#### [WHAT YOU NEED TO DO]
Write out all of the records precisely. Skip anything that is a picture.
-*-*-
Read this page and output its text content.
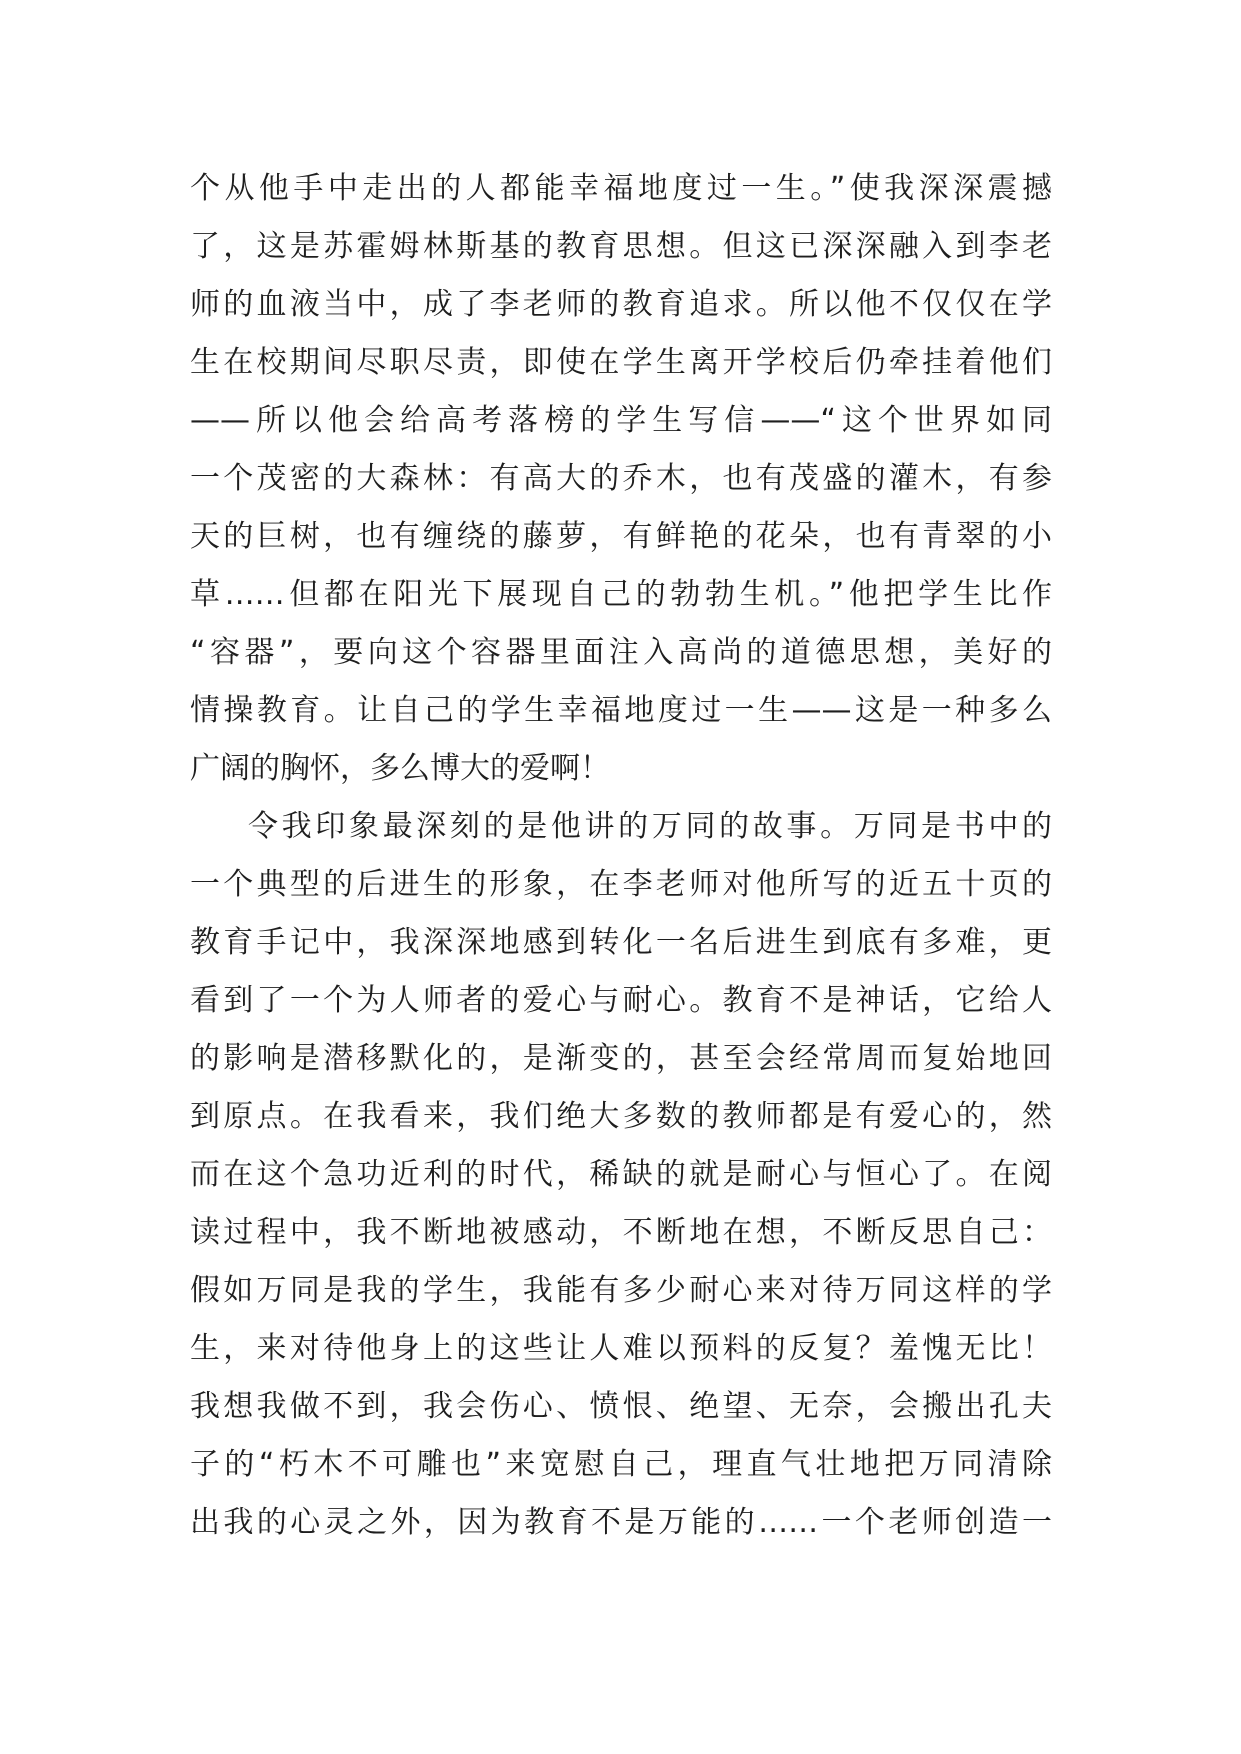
个从他手中走出的人都能幸福地度过一生。”使我深深震撼
了，这是苏霍姆林斯基的教育思想。但这已深深融入到李老
师的血液当中，成了李老师的教育追求。所以他不仅仅在学
生在校期间尽职尽责，即使在学生离开学校后仍牵挂着他们
——所以他会给高考落榜的学生写信——“这个世界如同
一个茂密的大森林：有高大的乔木，也有茂盛的灌木，有参
天的巨树，也有缠绕的藤萝，有鲜艳的花朵，也有青翠的小
草……但都在阳光下展现自己的勃勃生机。”他把学生比作
“容器”，要向这个容器里面注入高尚的道德思想，美好的
情操教育。让自己的学生幸福地度过一生——这是一种多么
广阔的胸怀，多么博大的爱啊！
令我印象最深刻的是他讲的万同的故事。万同是书中的
一个典型的后进生的形象，在李老师对他所写的近五十页的
教育手记中，我深深地感到转化一名后进生到底有多难，更
看到了一个为人师者的爱心与耐心。教育不是神话，它给人
的影响是潜移默化的，是渐变的，甚至会经常周而复始地回
到原点。在我看来，我们绝大多数的教师都是有爱心的，然
而在这个急功近利的时代，稀缺的就是耐心与恒心了。在阅
读过程中，我不断地被感动，不断地在想，不断反思自己：
假如万同是我的学生，我能有多少耐心来对待万同这样的学
生，来对待他身上的这些让人难以预料的反复？羞愧无比！
我想我做不到，我会伤心、愤恨、绝望、无奈，会搬出孔夫
子的“朽木不可雕也”来宽慰自己，理直气壮地把万同清除
出我的心灵之外，因为教育不是万能的……一个老师创造一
-*-*-
#### [SOLUTION TO THE EXERCISE]
Read this page and output its text content.
个从他手中走出的人都能幸福地度过一生。”使我深深震撼
了，这是苏霍姆林斯基的教育思想。但这已深深融入到李老
师的血液当中，成了李老师的教育追求。所以他不仅仅在学
生在校期间尽职尽责，即使在学生离开学校后仍牵挂着他们
——所以他会给高考落榜的学生写信——“这个世界如同
一个茂密的大森林：有高大的乔木，也有茂盛的灌木，有参
天的巨树，也有缠绕的藤萝，有鲜艳的花朵，也有青翠的小
草……但都在阳光下展现自己的勃勃生机。”他把学生比作
“容器”，要向这个容器里面注入高尚的道德思想，美好的
情操教育。让自己的学生幸福地度过一生——这是一种多么
广阔的胸怀，多么博大的爱啊！
令我印象最深刻的是他讲的万同的故事。万同是书中的
一个典型的后进生的形象，在李老师对他所写的近五十页的
教育手记中，我深深地感到转化一名后进生到底有多难，更
看到了一个为人师者的爱心与耐心。教育不是神话，它给人
的影响是潜移默化的，是渐变的，甚至会经常周而复始地回
到原点。在我看来，我们绝大多数的教师都是有爱心的，然
而在这个急功近利的时代，稀缺的就是耐心与恒心了。在阅
读过程中，我不断地被感动，不断地在想，不断反思自己：
假如万同是我的学生，我能有多少耐心来对待万同这样的学
生，来对待他身上的这些让人难以预料的反复？羞愧无比！
我想我做不到，我会伤心、愤恨、绝望、无奈，会搬出孔夫
子的“朽木不可雕也”来宽慰自己，理直气壮地把万同清除
出我的心灵之外，因为教育不是万能的……一个老师创造一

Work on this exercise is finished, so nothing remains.